DATA FOR THIS TASK
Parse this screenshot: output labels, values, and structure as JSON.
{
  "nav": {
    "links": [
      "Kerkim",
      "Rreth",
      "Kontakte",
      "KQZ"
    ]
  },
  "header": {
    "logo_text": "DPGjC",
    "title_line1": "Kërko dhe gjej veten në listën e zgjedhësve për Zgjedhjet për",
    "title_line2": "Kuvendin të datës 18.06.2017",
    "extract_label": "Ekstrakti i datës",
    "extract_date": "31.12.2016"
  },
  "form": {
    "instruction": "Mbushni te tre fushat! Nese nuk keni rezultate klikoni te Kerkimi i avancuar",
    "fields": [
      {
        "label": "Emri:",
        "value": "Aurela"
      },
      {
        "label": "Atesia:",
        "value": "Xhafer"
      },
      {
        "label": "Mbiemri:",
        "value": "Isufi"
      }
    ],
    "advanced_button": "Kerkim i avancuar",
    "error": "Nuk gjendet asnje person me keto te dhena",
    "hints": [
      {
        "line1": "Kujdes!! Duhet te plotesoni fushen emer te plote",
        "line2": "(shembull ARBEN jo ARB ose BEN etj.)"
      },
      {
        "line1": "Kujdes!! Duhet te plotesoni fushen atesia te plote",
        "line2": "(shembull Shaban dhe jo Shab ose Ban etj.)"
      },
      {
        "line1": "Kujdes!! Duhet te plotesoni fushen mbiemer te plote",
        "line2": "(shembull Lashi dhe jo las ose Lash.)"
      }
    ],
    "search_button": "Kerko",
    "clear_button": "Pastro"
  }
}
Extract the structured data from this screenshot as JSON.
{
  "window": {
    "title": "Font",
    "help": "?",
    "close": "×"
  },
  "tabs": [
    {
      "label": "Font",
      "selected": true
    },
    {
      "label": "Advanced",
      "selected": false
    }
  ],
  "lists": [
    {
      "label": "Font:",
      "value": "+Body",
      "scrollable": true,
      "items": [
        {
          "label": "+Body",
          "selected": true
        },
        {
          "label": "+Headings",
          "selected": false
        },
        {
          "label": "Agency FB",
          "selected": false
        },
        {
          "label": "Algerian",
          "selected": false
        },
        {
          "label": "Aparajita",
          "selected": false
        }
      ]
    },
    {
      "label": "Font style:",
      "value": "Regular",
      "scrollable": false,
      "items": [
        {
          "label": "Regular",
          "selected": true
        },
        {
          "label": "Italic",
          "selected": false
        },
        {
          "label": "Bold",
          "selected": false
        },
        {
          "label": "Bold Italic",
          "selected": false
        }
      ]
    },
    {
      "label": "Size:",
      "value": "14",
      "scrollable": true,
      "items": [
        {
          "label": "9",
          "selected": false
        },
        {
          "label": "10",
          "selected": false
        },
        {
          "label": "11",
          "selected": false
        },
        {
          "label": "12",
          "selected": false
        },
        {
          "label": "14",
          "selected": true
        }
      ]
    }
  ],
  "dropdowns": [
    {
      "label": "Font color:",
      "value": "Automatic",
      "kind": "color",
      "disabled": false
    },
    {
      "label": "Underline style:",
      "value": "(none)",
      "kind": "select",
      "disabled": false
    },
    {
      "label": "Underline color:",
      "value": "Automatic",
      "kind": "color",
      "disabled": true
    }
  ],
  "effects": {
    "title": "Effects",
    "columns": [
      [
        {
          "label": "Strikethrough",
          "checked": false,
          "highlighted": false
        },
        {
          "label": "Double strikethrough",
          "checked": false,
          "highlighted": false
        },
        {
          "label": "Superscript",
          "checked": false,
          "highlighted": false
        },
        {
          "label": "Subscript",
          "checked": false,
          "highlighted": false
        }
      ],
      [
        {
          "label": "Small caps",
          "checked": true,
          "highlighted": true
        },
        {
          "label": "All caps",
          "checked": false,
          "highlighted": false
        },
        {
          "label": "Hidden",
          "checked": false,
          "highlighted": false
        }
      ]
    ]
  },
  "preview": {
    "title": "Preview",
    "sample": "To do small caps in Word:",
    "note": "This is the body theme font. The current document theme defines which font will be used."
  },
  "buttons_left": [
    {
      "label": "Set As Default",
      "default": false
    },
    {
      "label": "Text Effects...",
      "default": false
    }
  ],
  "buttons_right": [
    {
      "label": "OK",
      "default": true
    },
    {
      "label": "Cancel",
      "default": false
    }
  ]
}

WHAT IS ASKED
Copy out each line exactly as written.

RESULT OF THIS TASK
Parse this screenshot: output labels, values, and structure as JSON.
{
  "nav": {
    "links": [
      "Kerkim",
      "Rreth",
      "Kontakte",
      "KQZ"
    ]
  },
  "header": {
    "logo_text": "DPGjC",
    "title_line1": "Kërko dhe gjej veten në listën e zgjedhësve për Zgjedhjet për",
    "title_line2": "Kuvendin të datës 18.06.2017",
    "extract_label": "Ekstrakti i datës",
    "extract_date": "31.12.2016"
  },
  "form": {
    "instruction": "Mbushni te tre fushat! Nese nuk keni rezultate klikoni te Kerkimi i avancuar",
    "fields": [
      {
        "label": "Emri:",
        "value": "Aurela"
      },
      {
        "label": "Atesia:",
        "value": "Xhafer"
      },
      {
        "label": "Mbiemri:",
        "value": "Isufi"
      }
    ],
    "advanced_button": "Kerkim i avancuar",
    "error": "Nuk gjendet asnje person me keto te dhena",
    "hints": [
      {
        "line1": "Kujdes!! Duhet te plotesoni fushen emer te plote",
        "line2": "(shembull ARBEN jo ARB ose BEN etj.)"
      },
      {
        "line1": "Kujdes!! Duhet te plotesoni fushen atesia te plote",
        "line2": "(shembull Shaban dhe jo Shab ose Ban etj.)"
      },
      {
        "line1": "Kujdes!! Duhet te plotesoni fushen mbiemer te plote",
        "line2": "(shembull Lashi dhe jo las ose Lash.)"
      }
    ],
    "search_button": "Kerko",
    "clear_button": "Pastro"
  }
}
Extract the structured data from this screenshot as JSON.
{
  "window": {
    "title": "Font",
    "help": "?",
    "close": "×"
  },
  "tabs": [
    {
      "label": "Font",
      "selected": true
    },
    {
      "label": "Advanced",
      "selected": false
    }
  ],
  "lists": [
    {
      "label": "Font:",
      "value": "+Body",
      "scrollable": true,
      "items": [
        {
          "label": "+Body",
          "selected": true
        },
        {
          "label": "+Headings",
          "selected": false
        },
        {
          "label": "Agency FB",
          "selected": false
        },
        {
          "label": "Algerian",
          "selected": false
        },
        {
          "label": "Aparajita",
          "selected": false
        }
      ]
    },
    {
      "label": "Font style:",
      "value": "Regular",
      "scrollable": false,
      "items": [
        {
          "label": "Regular",
          "selected": true
        },
        {
          "label": "Italic",
          "selected": false
        },
        {
          "label": "Bold",
          "selected": false
        },
        {
          "label": "Bold Italic",
          "selected": false
        }
      ]
    },
    {
      "label": "Size:",
      "value": "14",
      "scrollable": true,
      "items": [
        {
          "label": "9",
          "selected": false
        },
        {
          "label": "10",
          "selected": false
        },
        {
          "label": "11",
          "selected": false
        },
        {
          "label": "12",
          "selected": false
        },
        {
          "label": "14",
          "selected": true
        }
      ]
    }
  ],
  "dropdowns": [
    {
      "label": "Font color:",
      "value": "Automatic",
      "kind": "color",
      "disabled": false
    },
    {
      "label": "Underline style:",
      "value": "(none)",
      "kind": "select",
      "disabled": false
    },
    {
      "label": "Underline color:",
      "value": "Automatic",
      "kind": "color",
      "disabled": true
    }
  ],
  "effects": {
    "title": "Effects",
    "columns": [
      [
        {
          "label": "Strikethrough",
          "checked": false,
          "highlighted": false
        },
        {
          "label": "Double strikethrough",
          "checked": false,
          "highlighted": false
        },
        {
          "label": "Superscript",
          "checked": false,
          "highlighted": false
        },
        {
          "label": "Subscript",
          "checked": false,
          "highlighted": false
        }
      ],
      [
        {
          "label": "Small caps",
          "checked": true,
          "highlighted": true
        },
        {
          "label": "All caps",
          "checked": false,
          "highlighted": false
        },
        {
          "label": "Hidden",
          "checked": false,
          "highlighted": false
        }
      ]
    ]
  },
  "preview": {
    "title": "Preview",
    "sample": "To do small caps in Word:",
    "note": "This is the body theme font. The current document theme defines which font will be used."
  },
  "buttons_left": [
    {
      "label": "Set As Default",
      "default": false
    },
    {
      "label": "Text Effects...",
      "default": false
    }
  ],
  "buttons_right": [
    {
      "label": "OK",
      "default": true
    },
    {
      "label": "Cancel",
      "default": false
    }
  ]
}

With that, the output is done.